STATED TASK
Do not copy the pictures; transcribe all other material exactly.

DATASET EXTRACT
——

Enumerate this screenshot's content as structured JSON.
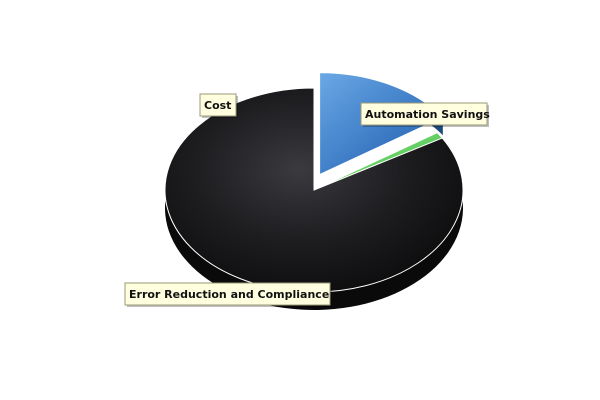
{
  "chart_data": {
    "type": "pie",
    "title": "",
    "is_3d": true,
    "categories": [
      "Automation Savings",
      "Cost",
      "Error Reduction and Compliance"
    ],
    "values": [
      15.5,
      1.0,
      83.5
    ],
    "colors": [
      "#3a78c3",
      "#5ed35e",
      "#1d1d20"
    ],
    "exploded": [
      "Automation Savings"
    ],
    "label_style": "callout-box",
    "label_box_color": "#ffffe0"
  }
}
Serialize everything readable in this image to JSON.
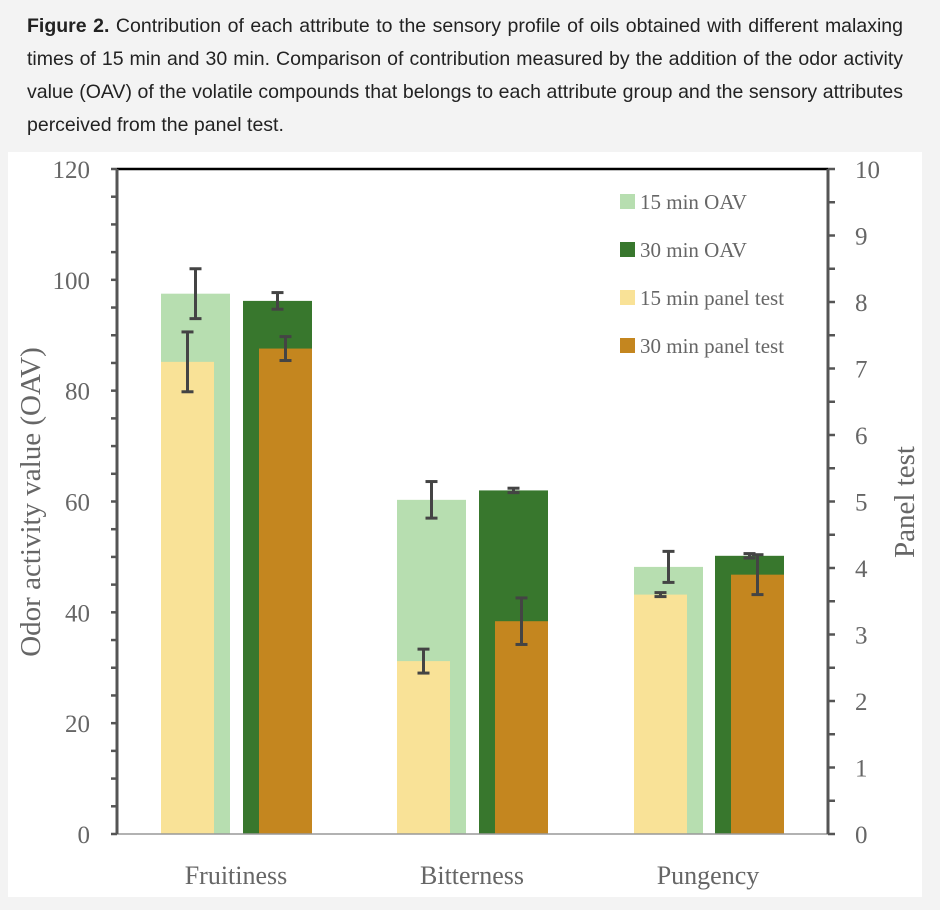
{
  "caption": {
    "label": "Figure 2.",
    "text": " Contribution of each attribute to the sensory profile of oils obtained with different malaxing times of 15 min and 30 min. Comparison of contribution measured by the addition of the odor activity value (OAV) of the volatile compounds that belongs to each attribute group and the sensory attributes perceived from the panel test."
  },
  "chart_data": {
    "type": "bar",
    "categories": [
      "Fruitiness",
      "Bitterness",
      "Pungency"
    ],
    "ylabel": "Odor activity value (OAV)",
    "y2label": "Panel test",
    "ylim": [
      0,
      120
    ],
    "y2lim": [
      0,
      10
    ],
    "yticks": [
      "0",
      "20",
      "40",
      "60",
      "80",
      "100",
      "120"
    ],
    "y2ticks": [
      "0",
      "1",
      "2",
      "3",
      "4",
      "5",
      "6",
      "7",
      "8",
      "9",
      "10"
    ],
    "legend_position": "top-right",
    "series": [
      {
        "name": "15 min OAV",
        "axis": "left",
        "color": "#b7deb0",
        "values": [
          97.5,
          60.3,
          48.2
        ],
        "errors": [
          4.5,
          3.3,
          2.8
        ]
      },
      {
        "name": "30 min OAV",
        "axis": "left",
        "color": "#38772d",
        "values": [
          96.2,
          62.0,
          50.2
        ],
        "errors": [
          1.5,
          0.4,
          0.4
        ]
      },
      {
        "name": "15 min panel test",
        "axis": "right",
        "color": "#f9e297",
        "values": [
          7.1,
          2.6,
          3.6
        ],
        "errors": [
          0.45,
          0.18,
          0.03
        ]
      },
      {
        "name": "30 min panel test",
        "axis": "right",
        "color": "#c4861f",
        "values": [
          7.3,
          3.2,
          3.9
        ],
        "errors": [
          0.18,
          0.35,
          0.3
        ]
      }
    ]
  }
}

——

SOLUTION FOR THIS PROBLEM
Enumerate this screenshot's content as structured JSON.
{
  "chart_data": {
    "type": "pie",
    "title": "",
    "is_3d": true,
    "categories": [
      "Automation Savings",
      "Cost",
      "Error Reduction and Compliance"
    ],
    "values": [
      15.5,
      1.0,
      83.5
    ],
    "colors": [
      "#3a78c3",
      "#5ed35e",
      "#1d1d20"
    ],
    "exploded": [
      "Automation Savings"
    ],
    "label_style": "callout-box",
    "label_box_color": "#ffffe0"
  }
}
Serialize everything readable in this image to JSON.
{
  "caption": {
    "label": "Figure 2.",
    "text": " Contribution of each attribute to the sensory profile of oils obtained with different malaxing times of 15 min and 30 min. Comparison of contribution measured by the addition of the odor activity value (OAV) of the volatile compounds that belongs to each attribute group and the sensory attributes perceived from the panel test."
  },
  "chart_data": {
    "type": "bar",
    "categories": [
      "Fruitiness",
      "Bitterness",
      "Pungency"
    ],
    "ylabel": "Odor activity value (OAV)",
    "y2label": "Panel test",
    "ylim": [
      0,
      120
    ],
    "y2lim": [
      0,
      10
    ],
    "yticks": [
      "0",
      "20",
      "40",
      "60",
      "80",
      "100",
      "120"
    ],
    "y2ticks": [
      "0",
      "1",
      "2",
      "3",
      "4",
      "5",
      "6",
      "7",
      "8",
      "9",
      "10"
    ],
    "legend_position": "top-right",
    "series": [
      {
        "name": "15 min OAV",
        "axis": "left",
        "color": "#b7deb0",
        "values": [
          97.5,
          60.3,
          48.2
        ],
        "errors": [
          4.5,
          3.3,
          2.8
        ]
      },
      {
        "name": "30 min OAV",
        "axis": "left",
        "color": "#38772d",
        "values": [
          96.2,
          62.0,
          50.2
        ],
        "errors": [
          1.5,
          0.4,
          0.4
        ]
      },
      {
        "name": "15 min panel test",
        "axis": "right",
        "color": "#f9e297",
        "values": [
          7.1,
          2.6,
          3.6
        ],
        "errors": [
          0.45,
          0.18,
          0.03
        ]
      },
      {
        "name": "30 min panel test",
        "axis": "right",
        "color": "#c4861f",
        "values": [
          7.3,
          3.2,
          3.9
        ],
        "errors": [
          0.18,
          0.35,
          0.3
        ]
      }
    ]
  }
}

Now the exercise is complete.